Konservasi menopang Pilar Kesejahteraan (Prosperity). Paradigma baru pengelolaan KKP/KKP3K dibawah Menteri Kelautan dan Perikanan tidak hanya berbicara tentang perlindungan dan pelestarian, tetapi menekankan pentingnya pemanfaatan kawasan konservasi demi mendukung kesejahteraan masyarakat. Pemanfaatan yang dapat dilakukan di dalam KKP meliputi pemanfaatan untuk perikanan tangkap dan budidaya, pemanfataan wisata, pemanfaatan penelitian dan pengembangan, serta kegiatan ekonomi lainnya yang menunjang konservasi. Namun demikian pemanfaatan yang dilakukan dalam KKP ini bersifat terbatas dan harus mengutamakan kepentingan kelestarian sumberdaya, sehingga harus memperhatikan daya dukung kawasan. Secara prinsip maupun praktek di lapangan, dampak kawasan konservasi telah jelas dalam peningkatan hasil tangkapan masyarakat lokal. Hasil pengukuran efektivitas melalui E-KKP3K dapat menjadi indikator peningkatan ekonomi masyarakat pesisir, bersumber dari hasil tangkapan ikan di wilayah tangkap nelayan yang merupakan limpahan manfaat kawasan konservasi perairan. Dampak ini nyata dalam mendorong peningkatan pendapatan langsung masyarakat dan menggerakkan sektor ekonomi pendukung di wilayah pesisir. Demikian pula penilaian dampak pengelolaan wisata bahari terhadap fungsi lingkungan kawasan konservasi perairan diperlukan dalam menjaga keberlanjutan pengelolaan efektif kawasan konservasi. Manfaat langsung pariwisata bahari dapat menjadi sumber pendanaan jasa lingkungan bagi pengelolaan Kawasan Konservasi Perairan. Peluang ini sangat nyata dan berpotensi menjadi penggerak ekonomi yang cukup efektif dalam peningkatan kesejahteraan masyarakat pesisir.

▶ **MATERI YANG DIBERIKAN**

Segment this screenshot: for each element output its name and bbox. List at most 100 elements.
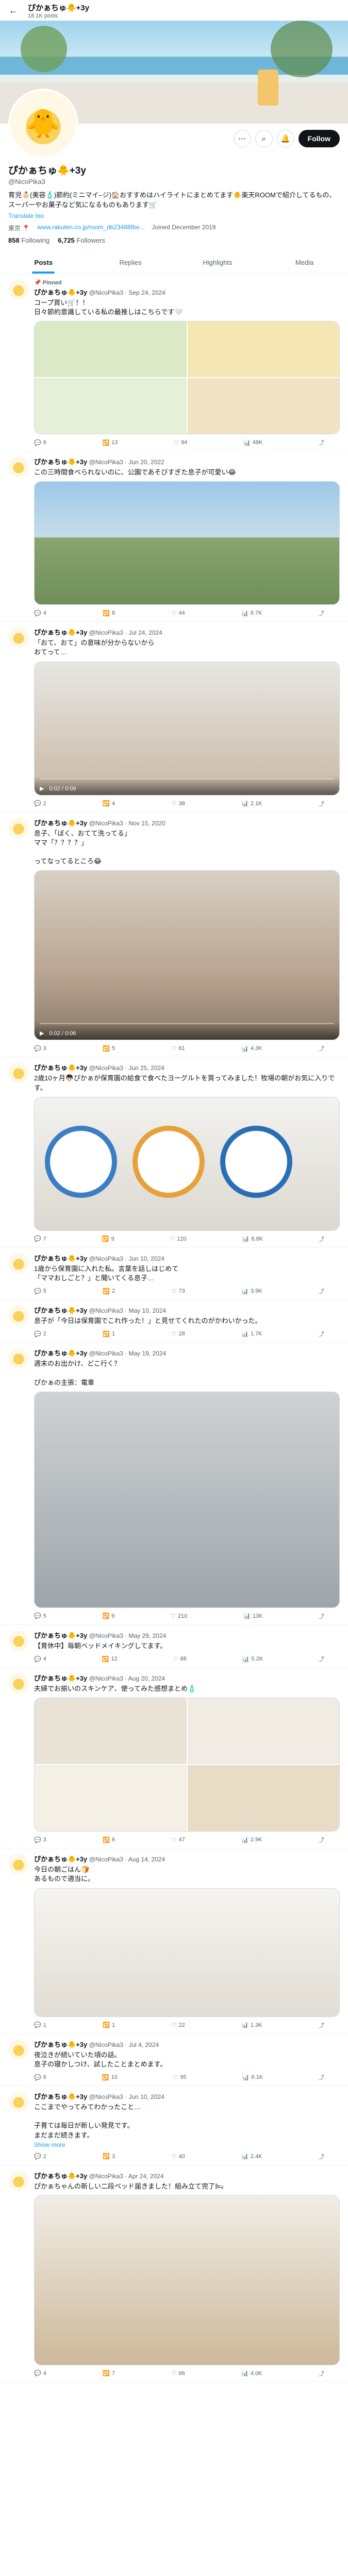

▶ **TUGAS YANG DIKERJAKAN**
a - Tentukan apakah setiap pernyataan berikut sesuai dengan teks yang ditampilkan. Jawab ya atau tidak, lalu kutip kata-kata dari teks yang menjadi dasarnya.
(i) Pemanfaatan di dalam KKP boleh dilakukan tanpa batas.
(ii) Hasil pengukuran efektivitas melalui E-KKP3K dapat menjadi indikator peningkatan ekonomi masyarakat pesisir.
(iii) Manfaat langsung pariwisata bahari dapat menjadi sumber pendanaan bagi pengelolaan Kawasan Konservasi Perairan.
b - Berdasarkan teks yang ditampilkan, jelaskan dalam satu sampai tiga kalimat mengapa pemanfaatan di dalam KKP harus memperhatikan daya dukung kawasan.

▶ **PEMBAHASAN JAWABAN**
a -
(i) Tidak. Teks menyebutkan bahwa pemanfaatan itu "bersifat terbatas dan harus mengutamakan kepentingan kelestarian sumberdaya".
(ii) Ya. Teks menyatakan "Hasil pengukuran efektivitas melalui E-KKP3K dapat menjadi indikator peningkatan ekonomi masyarakat pesisir".
(iii) Ya. Teks menyatakan "Manfaat langsung pariwisata bahari dapat menjadi sumber pendanaan jasa lingkungan bagi pengelolaan Kawasan Konservasi Perairan".

b - Pemanfaatan di dalam KKP bersifat terbatas dan harus mengutamakan kepentingan kelestarian sumberdaya. Oleh karena itu, daya dukung kawasan harus diperhatikan.